Provided passage -
1. It appears that Bridget M. Freeman was illiterate, but the preponderance of the evidence is that she was abundantly competent and that she had a mind of her own. She was in normal health when the deed was executed; she died of pneumonia eight months thereafter.
Grant Watts, the notary public who took the acknowledgment of the deed, testifies that he had previously advised Mrs. Freeman to execute a deed to this effect, that on the day when the deed was executed Mrs. Freeman was in her right mind and seemed to know what she was doing.. He further testifies that he read the deed, told Mrs. Freeman that “it was a deed with a life *433lease in it”; that he (Watts) wrote Mrs. Freeman’s name as a signature and made her mark, while she held the top of the pen.
E. W. Price, one of the subscribing witnesses, corroborates this testimony in part. He says, “They told me it was a deed to Dan,” and that this remark was made in the presence of Mrs. Freeman. This was the only real estate which the grantor owned and she must have understood the remark as applicable to the property in question.
A. Bonser testifies that in April, 1912, Mrs. Freeman told bim she had conveyed the property to Dan. On May 21,1912, Mrs. Freeman joined with the defendants in a mortgage of the property to the Investors’ Mortgage Security Company Limited. O. M. Washburn, who took her acknowledgment of the mortgage, explained to her that her signature was necessary because of her interest in the place. Mr. Washburn testifies that Mrs. Freeman said she understood the transaction.
On the other hand, Mrs. H. A. Ehlers testifies that in August, 1912, Mrs. Freeman told her: “Dan has no deed; he has only a lease. ’ ’ Whatever the explanation of this testimony, the preponderance of the evidence is to the effect that Mrs. Freeman understood the purport of her deed when she executed it and that she realized several months thereafter that her son Daniel E. had a title to the property.
There is evidence that Mrs. Freeman was dissatisfied with the conduct of the • defendant Daniel E., but it nevertheless appears that in the last year of her life he was the only member of the family who saw anything of Mrs. Freeman, except only Carrie Freeman. This daughter died six months before her mother, after a lingering illness, during the latter part of which she *434was helpless. Mrs. Freeman seems to have doubted whether plaintiff was still alive. In a letter written by plaintiff after the death of her mother she admits that she was at fault in failing to write her mother during the last twelve years of the latter’s life. In another letter plaintiff intimates that she had been advised of the death of her brother Jack, who died in 1911, and that of her sister Carrie, who died in April, 1912. Plaintiff sent no message of condolence to her mother on either of these occasions. The excuses offered for this long silence are that Mrs. Freeman was illiterate and that plaintiff’s relations with her sister Carrie were not cordial. There is evidence that Mrs. Freeman did not regard these excuses as adequate.

A run of entries -
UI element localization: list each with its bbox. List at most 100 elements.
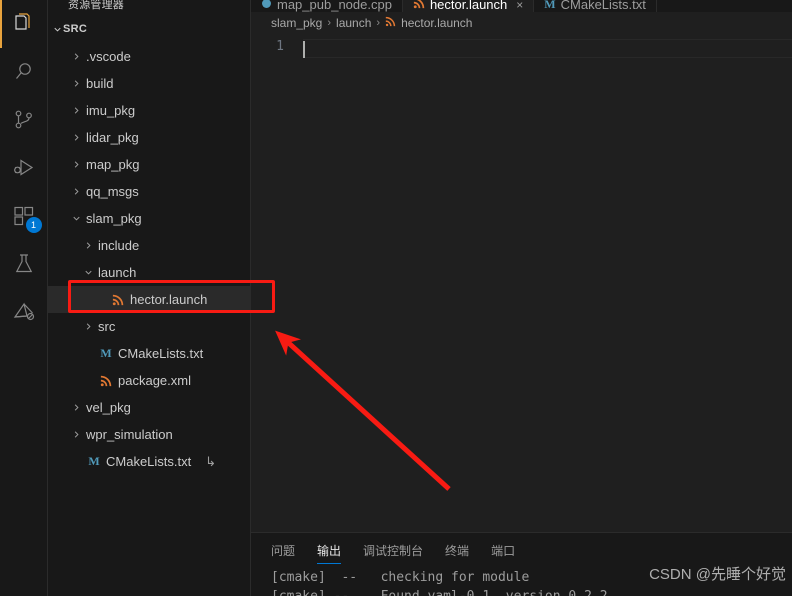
chevron-right-icon (68, 78, 84, 89)
cmake-file-icon: M (88, 454, 100, 468)
tree-item[interactable]: include (48, 232, 250, 259)
chevron-right-icon (80, 240, 96, 251)
tree-item[interactable]: package.xml (48, 367, 250, 394)
breadcrumb: slam_pkg › launch › hector.launch (251, 12, 792, 34)
chevron-right-icon (68, 402, 84, 413)
tree-item[interactable]: hector.launch (48, 286, 250, 313)
chevron-right-icon (68, 132, 84, 143)
line-number: 1 (276, 39, 284, 54)
beaker-icon (12, 252, 36, 276)
explorer-sidebar: 资源管理器 SRC .vscode build imu_pkg lidar_pkgma… (48, 0, 251, 596)
panel-tab[interactable]: 端口 (491, 533, 515, 568)
xml-icon (385, 16, 396, 30)
tree-item-label: CMakeLists.txt (118, 346, 204, 361)
files-icon (12, 12, 36, 36)
activity-item-ros[interactable] (0, 288, 48, 336)
editor-tab-bar: map_pub_node.cpp hector.launch × M CMakeList… (251, 0, 792, 12)
breadcrumb-part-0[interactable]: slam_pkg (271, 16, 322, 30)
tree-item[interactable]: lidar_pkg (48, 124, 250, 151)
editor-tab-label: hector.launch (429, 0, 508, 12)
tree-item-label: include (98, 238, 140, 253)
tree-item[interactable]: M CMakeLists.txt ↳ (48, 448, 250, 475)
tree-item[interactable]: slam_pkg (48, 205, 250, 232)
cpp-icon (261, 0, 272, 12)
chevron-down-icon (68, 213, 84, 224)
xml-icon (413, 0, 425, 12)
line-number-gutter: 1 (251, 34, 303, 532)
chevron-right-icon (68, 186, 84, 197)
activity-item-testing[interactable] (0, 240, 48, 288)
panel-tab[interactable]: 问题 (271, 533, 295, 568)
cmake-file-icon: M (100, 346, 112, 360)
text-caret (303, 41, 305, 58)
tree-item[interactable]: wpr_simulation (48, 421, 250, 448)
tree-item[interactable]: imu_pkg (48, 97, 250, 124)
output-line: [cmake] -- checking for module (271, 570, 530, 585)
tree-item-label: .vscode (86, 49, 131, 64)
tree-item-label: package.xml (118, 373, 191, 388)
current-line (303, 39, 792, 58)
tree-item[interactable]: vel_pkg (48, 394, 250, 421)
tree-item[interactable]: qq_msgs (48, 178, 250, 205)
tree-item-label: build (86, 76, 114, 91)
xml-file-icon (96, 375, 116, 387)
editor-tab[interactable]: map_pub_node.cpp (251, 0, 403, 12)
tree-item-label: vel_pkg (86, 400, 131, 415)
tree-item[interactable]: .vscode (48, 43, 250, 70)
code-editor[interactable]: 1 (251, 34, 792, 532)
tree-item[interactable]: M CMakeLists.txt (48, 340, 250, 367)
activity-item-extensions[interactable]: 1 (0, 192, 48, 240)
tree-item[interactable]: src (48, 313, 250, 340)
activity-bar: 1 (0, 0, 48, 596)
editor-tab-label: CMakeLists.txt (560, 0, 646, 12)
source-control-icon (12, 108, 36, 132)
output-view[interactable]: [cmake] -- checking for module [cmake] -… (251, 568, 792, 596)
close-icon[interactable]: × (516, 0, 523, 12)
breadcrumb-part-1[interactable]: launch (336, 16, 371, 30)
tree-item[interactable]: build (48, 70, 250, 97)
tree-item[interactable]: map_pkg (48, 151, 250, 178)
ros-icon (12, 300, 36, 324)
chevron-right-icon (68, 51, 84, 62)
breadcrumb-part-2[interactable]: hector.launch (401, 16, 472, 30)
output-line: [cmake] -- Found yaml-0.1, version 0.2.2 (271, 587, 792, 596)
panel-tab[interactable]: 调试控制台 (363, 533, 423, 568)
tree-item-label: slam_pkg (86, 211, 142, 226)
tree-item-label: src (98, 319, 116, 334)
activity-item-search[interactable] (0, 48, 48, 96)
xml-file-icon (108, 294, 128, 306)
bottom-panel: 问题 输出 调试控制台 终端 端口 [cmake] -- checking for mo… (251, 532, 792, 596)
explorer-section-header[interactable]: SRC (48, 18, 250, 40)
sidebar-title: 资源管理器 (68, 0, 124, 11)
extensions-badge: 1 (25, 217, 42, 233)
chevron-down-icon (52, 24, 63, 35)
chevron-right-icon (80, 321, 96, 332)
tree-item-label: map_pkg (86, 157, 140, 172)
breadcrumb-separator-icon: › (376, 17, 381, 29)
search-icon (12, 60, 36, 84)
explorer-section-label: SRC (63, 23, 88, 35)
chevron-down-icon (80, 267, 96, 278)
breadcrumb-separator-icon: › (327, 17, 332, 29)
tree-item-label: imu_pkg (86, 103, 136, 118)
tree-item-label: wpr_simulation (86, 427, 173, 442)
tree-item[interactable]: launch (48, 259, 250, 286)
tree-item-label: launch (98, 265, 137, 280)
run-debug-icon (12, 156, 36, 180)
activity-item-explorer[interactable] (0, 0, 48, 48)
tree-item-label: hector.launch (130, 292, 208, 307)
activity-item-source-control[interactable] (0, 96, 48, 144)
file-tree: .vscode build imu_pkg lidar_pkg map_pkg qq_ms… (48, 43, 250, 475)
vscode-window: 1 资源管理器 SRC .vscode build imu_pkg lidar_… (0, 0, 792, 596)
editor-tab[interactable]: M CMakeLists.txt (534, 0, 657, 12)
panel-tab[interactable]: 输出 (317, 533, 342, 568)
tree-item-label: qq_msgs (86, 184, 139, 199)
editor-tab[interactable]: hector.launch × (402, 0, 535, 12)
cmake-icon: M (544, 0, 556, 11)
tree-item-label: lidar_pkg (86, 130, 139, 145)
editor-tab-label: map_pub_node.cpp (277, 0, 392, 12)
code-content[interactable] (303, 34, 792, 532)
activity-item-run-and-debug[interactable] (0, 144, 48, 192)
symlink-icon: ↳ (205, 453, 217, 469)
panel-tab[interactable]: 终端 (445, 533, 469, 568)
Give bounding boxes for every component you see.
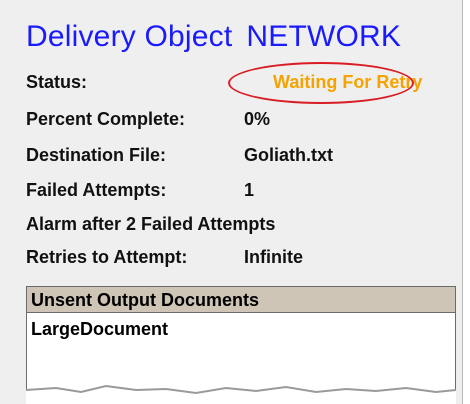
failed-attempts-value: 1 (244, 180, 255, 200)
list-item[interactable]: LargeDocument (31, 317, 168, 341)
status-label: Status: (26, 72, 88, 92)
delivery-object-name: NETWORK (246, 20, 402, 53)
panel-header: Delivery Object NETWORK (26, 20, 401, 60)
destination-file-value: Goliath.txt (244, 145, 333, 165)
retries-value: Infinite (244, 247, 303, 267)
destination-file-label: Destination File: (26, 145, 167, 165)
alarm-note: Alarm after 2 Failed Attempts (26, 214, 276, 234)
retries-label: Retries to Attempt: (26, 247, 188, 267)
unsent-documents-header: Unsent Output Documents (27, 287, 455, 313)
failed-attempts-label: Failed Attempts: (26, 180, 167, 200)
header-title: Delivery Object (26, 20, 233, 53)
percent-complete-value: 0% (244, 109, 271, 129)
percent-complete-label: Percent Complete: (26, 109, 186, 129)
delivery-object-panel: Delivery Object NETWORK Status: Waiting F… (0, 0, 462, 404)
panel-right-border (462, 0, 463, 404)
torn-edge-decoration (26, 384, 456, 404)
status-highlight-annotation (228, 62, 414, 104)
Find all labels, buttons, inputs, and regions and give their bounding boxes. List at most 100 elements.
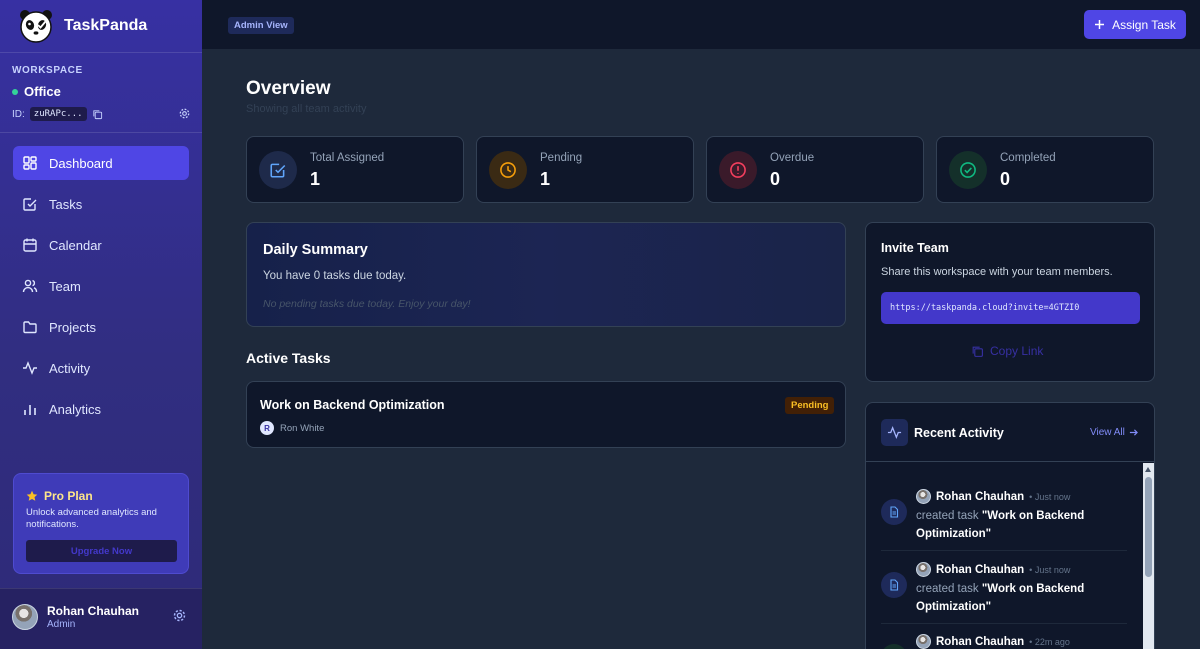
invite-link-field[interactable]: https://taskpanda.cloud?invite=4GTZI0 (881, 292, 1140, 324)
divider (0, 52, 202, 53)
invite-team-title: Invite Team (881, 241, 949, 255)
avatar (916, 489, 931, 504)
avatar (916, 634, 931, 649)
activity-description: created task "Work on Backend Optimizati… (916, 580, 1116, 616)
pro-plan-title: Pro Plan (26, 489, 93, 503)
sidebar-nav: Dashboard Tasks Calendar Team Projects A… (13, 146, 189, 433)
activity-description: created task "Work on Backend Optimizati… (916, 507, 1116, 543)
activity-type-bg (881, 499, 907, 525)
invite-team-description: Share this workspace with your team memb… (881, 266, 1113, 278)
admin-view-badge: Admin View (228, 17, 294, 34)
activity-type-bg (881, 644, 907, 649)
copy-link-button[interactable]: Copy Link (971, 344, 1043, 358)
sidebar-item-team[interactable]: Team (13, 269, 189, 303)
activity-time: • Just now (1029, 564, 1071, 575)
task-check-icon (270, 163, 286, 178)
workspace-id: ID: zuRAPc... (12, 107, 103, 121)
sidebar-item-activity[interactable]: Activity (13, 351, 189, 385)
sidebar-item-projects[interactable]: Projects (13, 310, 189, 344)
stat-card-total-assigned[interactable]: Total Assigned 1 (246, 136, 464, 203)
status-badge: Pending (785, 397, 835, 414)
copy-id-icon[interactable] (92, 109, 103, 120)
page-subtitle: Showing all team activity (246, 103, 367, 115)
activity-icon (23, 361, 37, 375)
document-icon (890, 579, 899, 591)
document-icon (890, 506, 899, 518)
daily-summary-empty-message: No pending tasks due today. Enjoy your d… (263, 298, 471, 310)
sidebar-item-label: Projects (49, 319, 96, 335)
activity-action: created task (916, 510, 979, 522)
stat-icon-bg (259, 151, 297, 189)
scrollbar-thumb[interactable] (1145, 477, 1152, 577)
copy-link-label: Copy Link (990, 344, 1044, 358)
workspace-name[interactable]: Office (12, 84, 61, 99)
plus-icon (1095, 20, 1105, 29)
sidebar-item-analytics[interactable]: Analytics (13, 392, 189, 426)
task-card[interactable]: Work on Backend Optimization Pending R R… (246, 381, 846, 448)
upgrade-now-button[interactable]: Upgrade Now (26, 540, 177, 562)
activity-user: Rohan Chauhan (936, 490, 1025, 503)
stat-icon-bg (489, 151, 527, 189)
activity-scrollbar[interactable] (1143, 463, 1154, 649)
sidebar-item-tasks[interactable]: Tasks (13, 187, 189, 221)
assign-task-button[interactable]: Assign Task (1084, 10, 1186, 39)
stat-card-pending[interactable]: Pending 1 (476, 136, 694, 203)
dashboard-icon (23, 156, 37, 170)
avatar (12, 604, 38, 630)
assignee-avatar: R (260, 421, 274, 435)
activity-header: Rohan Chauhan • Just now (916, 562, 1070, 577)
active-tasks-title: Active Tasks (246, 350, 331, 366)
scroll-up-arrow-icon[interactable] (1145, 467, 1151, 472)
view-all-link[interactable]: View All (1090, 427, 1138, 438)
workspace-label: WORKSPACE (12, 65, 83, 76)
divider (881, 623, 1127, 624)
activity-header: Rohan Chauhan • 22m ago (916, 634, 1070, 649)
sidebar-item-calendar[interactable]: Calendar (13, 228, 189, 262)
stat-label: Overdue (770, 152, 815, 164)
activity-icon (887, 426, 902, 439)
avatar (916, 562, 931, 577)
assignee-name: Ron White (280, 422, 325, 434)
user-settings-gear-icon[interactable] (173, 609, 186, 622)
daily-summary-text: You have 0 tasks due today. (263, 270, 407, 282)
pro-plan-title-text: Pro Plan (44, 489, 93, 503)
workspace-settings-gear-icon[interactable] (179, 108, 190, 119)
pro-plan-card: Pro Plan Unlock advanced analytics and n… (13, 473, 189, 574)
activity-icon-bg (881, 419, 908, 446)
brand[interactable]: TaskPanda (18, 6, 147, 46)
stat-value: 1 (540, 169, 551, 189)
daily-summary-card: Daily Summary You have 0 tasks due today… (246, 222, 846, 327)
stat-icon-bg (949, 151, 987, 189)
page-title: Overview (246, 78, 331, 99)
workspace-name-text: Office (24, 84, 61, 99)
tasks-icon (23, 198, 37, 211)
activity-type-bg (881, 572, 907, 598)
analytics-icon (24, 405, 36, 415)
stat-card-completed[interactable]: Completed 0 (936, 136, 1154, 203)
stat-value: 0 (1000, 169, 1011, 189)
calendar-icon (23, 238, 37, 252)
sidebar-item-label: Dashboard (49, 155, 113, 171)
stat-icon-bg (719, 151, 757, 189)
stat-value: 1 (310, 169, 321, 189)
view-all-label: View All (1090, 427, 1125, 438)
stat-label: Total Assigned (310, 152, 385, 164)
sidebar-item-label: Analytics (49, 401, 102, 417)
stat-label: Completed (1000, 152, 1056, 164)
activity-user: Rohan Chauhan (936, 563, 1025, 576)
stat-value: 0 (770, 169, 781, 189)
activity-user: Rohan Chauhan (936, 635, 1025, 648)
star-icon (26, 490, 38, 501)
task-title: Work on Backend Optimization (260, 398, 445, 412)
sidebar-item-label: Activity (49, 360, 91, 376)
sidebar-item-dashboard[interactable]: Dashboard (13, 146, 189, 180)
activity-time: • Just now (1029, 491, 1071, 502)
activity-action: created task (916, 583, 979, 595)
recent-activity-header: Recent Activity View All (866, 403, 1154, 462)
alert-circle-icon (730, 162, 746, 178)
sidebar-item-label: Calendar (49, 237, 102, 253)
recent-activity-title: Recent Activity (914, 426, 1004, 440)
arrow-right-icon (1129, 429, 1138, 436)
stat-card-overdue[interactable]: Overdue 0 (706, 136, 924, 203)
user-profile[interactable]: Rohan Chauhan Admin (0, 588, 202, 649)
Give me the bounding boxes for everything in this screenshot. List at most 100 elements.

Exercises -
(a) In the court opinion on the Freeman deed, what caused Bridget M. Freeman's death, and how long after the deed was executed did she die?
(b) Write the next part of the court opinion on the Freeman deed, continuing from its last sentence.
The entries are separate material and stand apart from the court opinion on the Freeman deed.

Answer list -
(a) She died of pneumonia eight months after the deed was executed.

(b)
On January 17,1911, Mrs. Freeman gave a power of attorney to Daniel E. Freeman. This instrument was recorded in the records of Columbia County January 25,1911. On the advice of counsel who drew the deed in controversy, the power was revoked by Mrs. Freeman immediately prior to the execution of the deed. The powers granted by this instrument were very broad, but it appears by uncontroverted testimony that it was executed in order to empower Daniel E. Freeman to withdraw a deed which his mother had left in escrow with a Portland bank at a time when the sale of the property was contemplated. There is also some testimony that the power of attorney was given with a view to “some road matters down on the farm.” This last circumstance explains the fact that the power of attorney was placed of record. It does not appear that the power of attorney was used except for the purpose of withdrawing the deed from the bank.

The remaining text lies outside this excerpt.